(Data extracted from a collection)
□ □ □ □ □ □ □
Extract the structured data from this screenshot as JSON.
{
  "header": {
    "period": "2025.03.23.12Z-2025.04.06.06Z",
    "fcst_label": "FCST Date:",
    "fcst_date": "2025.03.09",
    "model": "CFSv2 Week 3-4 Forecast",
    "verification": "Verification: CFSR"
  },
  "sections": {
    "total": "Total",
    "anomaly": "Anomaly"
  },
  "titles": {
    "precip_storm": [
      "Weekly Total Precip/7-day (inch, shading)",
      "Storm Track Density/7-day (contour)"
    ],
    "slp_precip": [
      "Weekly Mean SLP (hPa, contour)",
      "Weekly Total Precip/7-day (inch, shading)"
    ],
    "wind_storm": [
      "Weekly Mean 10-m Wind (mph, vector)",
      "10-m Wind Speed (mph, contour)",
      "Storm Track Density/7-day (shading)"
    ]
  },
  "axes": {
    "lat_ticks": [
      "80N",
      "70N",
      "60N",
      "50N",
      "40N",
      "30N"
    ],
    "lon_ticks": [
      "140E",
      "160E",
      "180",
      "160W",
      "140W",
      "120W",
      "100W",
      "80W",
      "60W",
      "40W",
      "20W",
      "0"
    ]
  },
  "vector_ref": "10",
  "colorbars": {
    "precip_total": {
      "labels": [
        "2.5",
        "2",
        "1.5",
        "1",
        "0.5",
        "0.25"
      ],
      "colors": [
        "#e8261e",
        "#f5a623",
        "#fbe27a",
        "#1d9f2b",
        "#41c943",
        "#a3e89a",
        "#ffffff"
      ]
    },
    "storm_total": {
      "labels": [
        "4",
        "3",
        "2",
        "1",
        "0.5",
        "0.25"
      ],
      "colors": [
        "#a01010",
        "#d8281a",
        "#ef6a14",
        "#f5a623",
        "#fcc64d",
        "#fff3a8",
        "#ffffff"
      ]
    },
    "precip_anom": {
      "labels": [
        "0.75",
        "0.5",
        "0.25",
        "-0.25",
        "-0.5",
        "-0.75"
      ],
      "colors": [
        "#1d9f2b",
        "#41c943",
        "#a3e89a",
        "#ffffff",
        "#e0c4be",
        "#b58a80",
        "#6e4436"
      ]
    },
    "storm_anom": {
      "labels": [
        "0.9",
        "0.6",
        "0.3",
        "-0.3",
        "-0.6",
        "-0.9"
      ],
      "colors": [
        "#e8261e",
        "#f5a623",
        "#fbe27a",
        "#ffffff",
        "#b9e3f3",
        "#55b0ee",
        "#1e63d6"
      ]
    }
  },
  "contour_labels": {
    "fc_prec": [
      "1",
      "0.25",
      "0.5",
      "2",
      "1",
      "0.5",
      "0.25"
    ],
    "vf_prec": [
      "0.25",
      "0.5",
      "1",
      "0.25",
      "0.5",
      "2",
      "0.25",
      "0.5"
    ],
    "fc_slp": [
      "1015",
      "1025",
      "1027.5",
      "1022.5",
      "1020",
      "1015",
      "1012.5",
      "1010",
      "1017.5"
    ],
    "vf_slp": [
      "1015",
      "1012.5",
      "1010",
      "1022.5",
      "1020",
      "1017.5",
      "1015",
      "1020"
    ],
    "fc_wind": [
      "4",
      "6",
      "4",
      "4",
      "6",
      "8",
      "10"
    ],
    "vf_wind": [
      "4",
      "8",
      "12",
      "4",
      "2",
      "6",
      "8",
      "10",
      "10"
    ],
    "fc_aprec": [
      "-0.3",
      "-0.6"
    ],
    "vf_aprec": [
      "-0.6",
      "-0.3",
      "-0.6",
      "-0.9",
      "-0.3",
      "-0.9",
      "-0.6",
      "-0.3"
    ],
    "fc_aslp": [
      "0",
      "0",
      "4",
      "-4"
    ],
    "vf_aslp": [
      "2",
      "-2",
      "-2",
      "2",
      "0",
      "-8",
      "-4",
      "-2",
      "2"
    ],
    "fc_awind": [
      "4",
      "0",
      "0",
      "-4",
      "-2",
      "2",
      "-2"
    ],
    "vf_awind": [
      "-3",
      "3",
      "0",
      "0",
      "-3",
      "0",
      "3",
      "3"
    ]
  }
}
□ □ □ □ □ □ □
= Exercise instructions =
Print every entry exactly as written.

= Completed task =
Extract the structured data from this screenshot as JSON.
{
  "header": {
    "period": "2025.03.23.12Z-2025.04.06.06Z",
    "fcst_label": "FCST Date:",
    "fcst_date": "2025.03.09",
    "model": "CFSv2 Week 3-4 Forecast",
    "verification": "Verification: CFSR"
  },
  "sections": {
    "total": "Total",
    "anomaly": "Anomaly"
  },
  "titles": {
    "precip_storm": [
      "Weekly Total Precip/7-day (inch, shading)",
      "Storm Track Density/7-day (contour)"
    ],
    "slp_precip": [
      "Weekly Mean SLP (hPa, contour)",
      "Weekly Total Precip/7-day (inch, shading)"
    ],
    "wind_storm": [
      "Weekly Mean 10-m Wind (mph, vector)",
      "10-m Wind Speed (mph, contour)",
      "Storm Track Density/7-day (shading)"
    ]
  },
  "axes": {
    "lat_ticks": [
      "80N",
      "70N",
      "60N",
      "50N",
      "40N",
      "30N"
    ],
    "lon_ticks": [
      "140E",
      "160E",
      "180",
      "160W",
      "140W",
      "120W",
      "100W",
      "80W",
      "60W",
      "40W",
      "20W",
      "0"
    ]
  },
  "vector_ref": "10",
  "colorbars": {
    "precip_total": {
      "labels": [
        "2.5",
        "2",
        "1.5",
        "1",
        "0.5",
        "0.25"
      ],
      "colors": [
        "#e8261e",
        "#f5a623",
        "#fbe27a",
        "#1d9f2b",
        "#41c943",
        "#a3e89a",
        "#ffffff"
      ]
    },
    "storm_total": {
      "labels": [
        "4",
        "3",
        "2",
        "1",
        "0.5",
        "0.25"
      ],
      "colors": [
        "#a01010",
        "#d8281a",
        "#ef6a14",
        "#f5a623",
        "#fcc64d",
        "#fff3a8",
        "#ffffff"
      ]
    },
    "precip_anom": {
      "labels": [
        "0.75",
        "0.5",
        "0.25",
        "-0.25",
        "-0.5",
        "-0.75"
      ],
      "colors": [
        "#1d9f2b",
        "#41c943",
        "#a3e89a",
        "#ffffff",
        "#e0c4be",
        "#b58a80",
        "#6e4436"
      ]
    },
    "storm_anom": {
      "labels": [
        "0.9",
        "0.6",
        "0.3",
        "-0.3",
        "-0.6",
        "-0.9"
      ],
      "colors": [
        "#e8261e",
        "#f5a623",
        "#fbe27a",
        "#ffffff",
        "#b9e3f3",
        "#55b0ee",
        "#1e63d6"
      ]
    }
  },
  "contour_labels": {
    "fc_prec": [
      "1",
      "0.25",
      "0.5",
      "2",
      "1",
      "0.5",
      "0.25"
    ],
    "vf_prec": [
      "0.25",
      "0.5",
      "1",
      "0.25",
      "0.5",
      "2",
      "0.25",
      "0.5"
    ],
    "fc_slp": [
      "1015",
      "1025",
      "1027.5",
      "1022.5",
      "1020",
      "1015",
      "1012.5",
      "1010",
      "1017.5"
    ],
    "vf_slp": [
      "1015",
      "1012.5",
      "1010",
      "1022.5",
      "1020",
      "1017.5",
      "1015",
      "1020"
    ],
    "fc_wind": [
      "4",
      "6",
      "4",
      "4",
      "6",
      "8",
      "10"
    ],
    "vf_wind": [
      "4",
      "8",
      "12",
      "4",
      "2",
      "6",
      "8",
      "10",
      "10"
    ],
    "fc_aprec": [
      "-0.3",
      "-0.6"
    ],
    "vf_aprec": [
      "-0.6",
      "-0.3",
      "-0.6",
      "-0.9",
      "-0.3",
      "-0.9",
      "-0.6",
      "-0.3"
    ],
    "fc_aslp": [
      "0",
      "0",
      "4",
      "-4"
    ],
    "vf_aslp": [
      "2",
      "-2",
      "-2",
      "2",
      "0",
      "-8",
      "-4",
      "-2",
      "2"
    ],
    "fc_awind": [
      "4",
      "0",
      "0",
      "-4",
      "-2",
      "2",
      "-2"
    ],
    "vf_awind": [
      "-3",
      "3",
      "0",
      "0",
      "-3",
      "0",
      "3",
      "3"
    ]
  }
}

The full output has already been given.